Aim
Restate the whole listing exactly.

Part of a data file:
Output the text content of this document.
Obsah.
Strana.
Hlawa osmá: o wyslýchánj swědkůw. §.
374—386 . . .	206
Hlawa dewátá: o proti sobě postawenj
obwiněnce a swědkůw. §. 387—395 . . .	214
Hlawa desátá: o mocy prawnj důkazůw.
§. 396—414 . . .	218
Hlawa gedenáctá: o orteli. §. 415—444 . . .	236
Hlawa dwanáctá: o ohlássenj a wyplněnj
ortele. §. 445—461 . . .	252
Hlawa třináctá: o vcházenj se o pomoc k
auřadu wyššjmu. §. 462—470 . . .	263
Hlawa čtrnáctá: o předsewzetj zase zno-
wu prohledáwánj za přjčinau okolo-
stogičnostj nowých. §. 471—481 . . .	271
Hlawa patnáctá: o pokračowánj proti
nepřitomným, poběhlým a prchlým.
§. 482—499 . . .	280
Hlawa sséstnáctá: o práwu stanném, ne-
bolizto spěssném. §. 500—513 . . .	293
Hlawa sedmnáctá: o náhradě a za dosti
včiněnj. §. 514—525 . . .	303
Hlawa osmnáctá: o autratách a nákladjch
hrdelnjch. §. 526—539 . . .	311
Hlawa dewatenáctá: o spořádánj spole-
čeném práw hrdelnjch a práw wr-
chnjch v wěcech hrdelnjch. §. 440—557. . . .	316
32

Task output
Output the text content of this document.
Obsah.
Strana.
Hlawa osmá: o wyslýchánj swědkůw. §.
374—386 . . .	206
Hlawa dewátá: o proti sobě postawenj
obwiněnce a swědkůw. §. 387—395 . . .	214
Hlawa desátá: o mocy prawnj důkazůw.
§. 396—414 . . .	218
Hlawa gedenáctá: o orteli. §. 415—444 . . .	236
Hlawa dwanáctá: o ohlássenj a wyplněnj
ortele. §. 445—461 . . .	252
Hlawa třináctá: o vcházenj se o pomoc k
auřadu wyššjmu. §. 462—470 . . .	263
Hlawa čtrnáctá: o předsewzetj zase zno-
wu prohledáwánj za přjčinau okolo-
stogičnostj nowých. §. 471—481 . . .	271
Hlawa patnáctá: o pokračowánj proti
nepřitomným, poběhlým a prchlým.
§. 482—499 . . .	280
Hlawa sséstnáctá: o práwu stanném, ne-
bolizto spěssném. §. 500—513 . . .	293
Hlawa sedmnáctá: o náhradě a za dosti
včiněnj. §. 514—525 . . .	303
Hlawa osmnáctá: o autratách a nákladjch
hrdelnjch. §. 526—539 . . .	311
Hlawa dewatenáctá: o spořádánj spole-
čeném práw hrdelnjch a práw wr-
chnjch v wěcech hrdelnjch. §. 440—557. . . .	316
32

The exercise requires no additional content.